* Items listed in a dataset
####
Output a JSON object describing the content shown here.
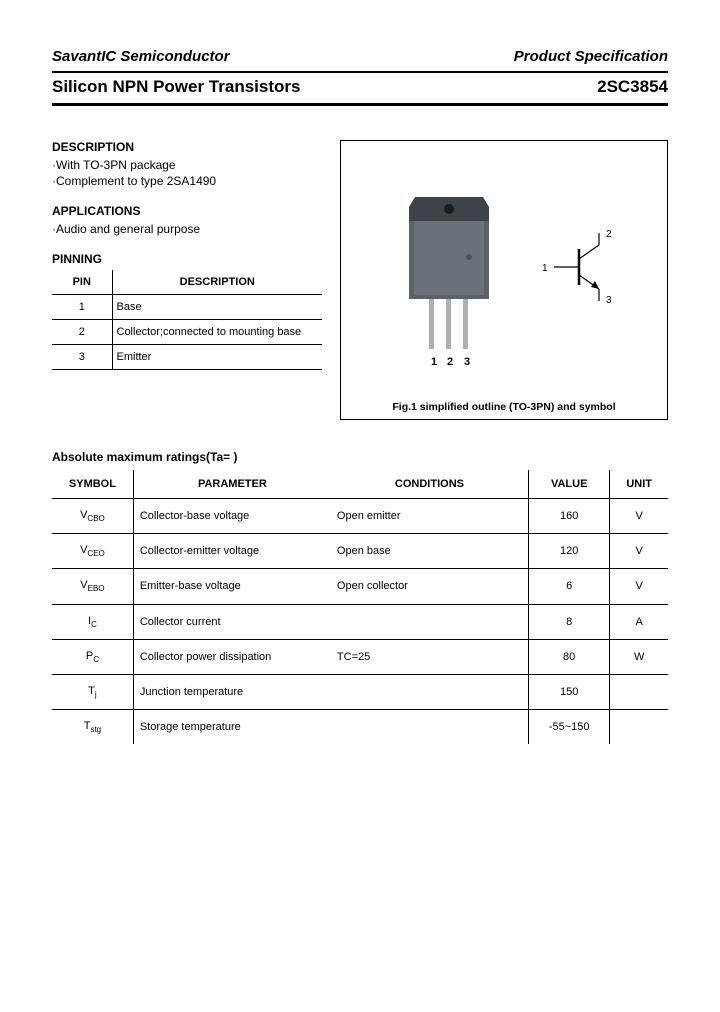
{
  "header": {
    "company": "SavantIC Semiconductor",
    "spec": "Product Specification",
    "subtitle": "Silicon NPN Power Transistors",
    "part": "2SC3854"
  },
  "description": {
    "heading": "DESCRIPTION",
    "line1": "·With TO-3PN package",
    "line2": "·Complement to type 2SA1490"
  },
  "applications": {
    "heading": "APPLICATIONS",
    "line1": "·Audio and general purpose"
  },
  "pinning": {
    "heading": "PINNING",
    "col_pin": "PIN",
    "col_desc": "DESCRIPTION",
    "rows": [
      {
        "pin": "1",
        "desc": "Base"
      },
      {
        "pin": "2",
        "desc": "Collector;connected to mounting base"
      },
      {
        "pin": "3",
        "desc": "Emitter"
      }
    ]
  },
  "figure": {
    "pin_labels": [
      "1",
      "2",
      "3"
    ],
    "sym_labels": [
      "1",
      "2",
      "3"
    ],
    "caption": "Fig.1 simplified outline (TO-3PN) and symbol"
  },
  "ratings": {
    "title": "Absolute maximum ratings(Ta=  )",
    "columns": {
      "symbol": "SYMBOL",
      "parameter": "PARAMETER",
      "conditions": "CONDITIONS",
      "value": "VALUE",
      "unit": "UNIT"
    },
    "rows": [
      {
        "sym_main": "V",
        "sym_sub": "CBO",
        "param": "Collector-base voltage",
        "cond": "Open emitter",
        "value": "160",
        "unit": "V"
      },
      {
        "sym_main": "V",
        "sym_sub": "CEO",
        "param": "Collector-emitter voltage",
        "cond": "Open base",
        "value": "120",
        "unit": "V"
      },
      {
        "sym_main": "V",
        "sym_sub": "EBO",
        "param": "Emitter-base voltage",
        "cond": "Open collector",
        "value": "6",
        "unit": "V"
      },
      {
        "sym_main": "I",
        "sym_sub": "C",
        "param": "Collector current",
        "cond": "",
        "value": "8",
        "unit": "A"
      },
      {
        "sym_main": "P",
        "sym_sub": "C",
        "param": "Collector power dissipation",
        "cond": "TC=25",
        "value": "80",
        "unit": "W"
      },
      {
        "sym_main": "T",
        "sym_sub": "j",
        "param": "Junction temperature",
        "cond": "",
        "value": "150",
        "unit": ""
      },
      {
        "sym_main": "T",
        "sym_sub": "stg",
        "param": "Storage temperature",
        "cond": "",
        "value": "-55~150",
        "unit": ""
      }
    ]
  },
  "colors": {
    "package_body": "#5a6268",
    "package_dark": "#3d4348",
    "lead": "#b0b0b0"
  }
}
####
* Requirements
Pick out all lines from the data above in which the word "voltage" appears.

* Written response
        "param": "Collector-base voltage",
        "param": "Collector-emitter voltage",
        "param": "Emitter-base voltage",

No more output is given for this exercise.